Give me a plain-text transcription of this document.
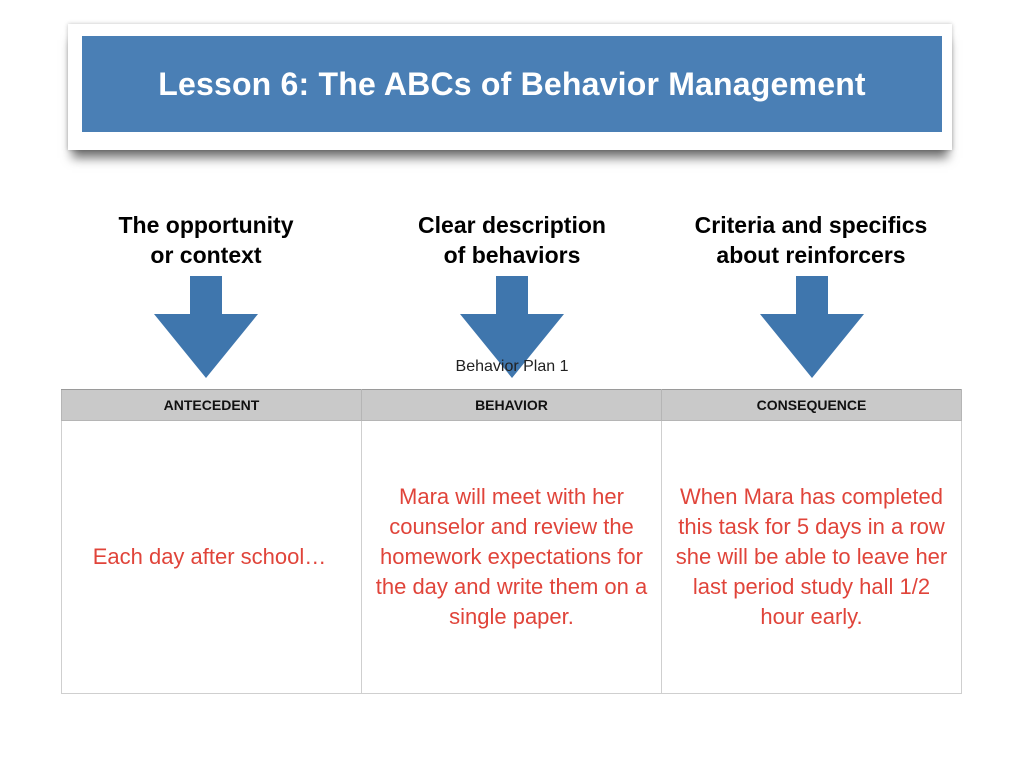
Lesson 6: The ABCs of Behavior Management
The opportunity
or context
Clear description
of behaviors
Criteria and specifics
about reinforcers
Behavior Plan 1
ANTECEDENT	BEHAVIOR	CONSEQUENCE
Each day after school…	Mara will meet with her counselor and review the homework expectations for the day and write them on a single paper.	When Mara has completed this task for 5 days in a row she will be able to leave her last period study hall 1/2 hour early.
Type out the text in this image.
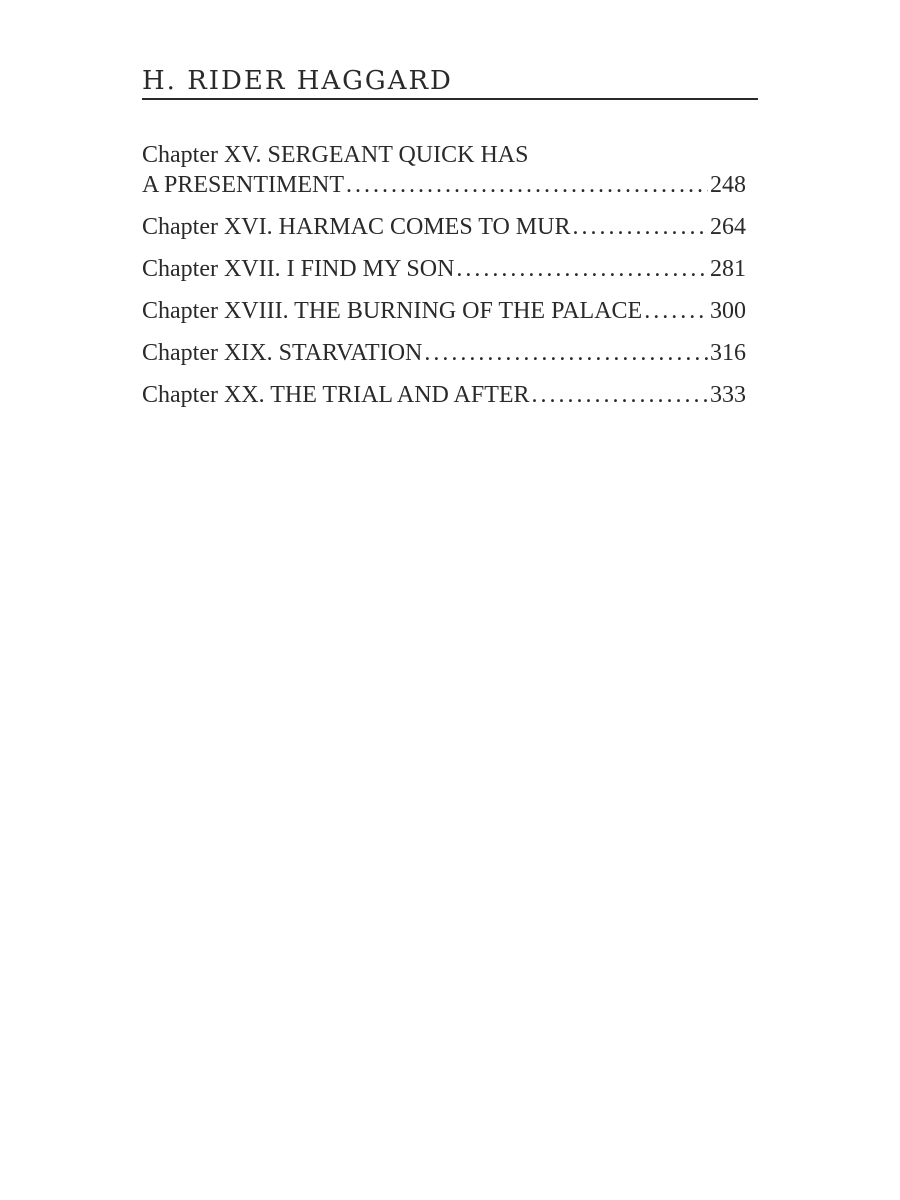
H. RIDER HAGGARD
Chapter XV. SERGEANT QUICK HAS
A PRESENTIMENT .....	248
Chapter XVI. HARMAC COMES TO MUR .....	264
Chapter XVII. I FIND MY SON .....	281
Chapter XVIII. THE BURNING OF THE PALACE .....	300
Chapter XIX. STARVATION .....	316
Chapter XX. THE TRIAL AND AFTER .....	333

_ _ _ _ _ _ _

- BRIEF -
The word "this" may turn up on some lines of these records; say how many, with no other words.

- THE RESPONSE -
3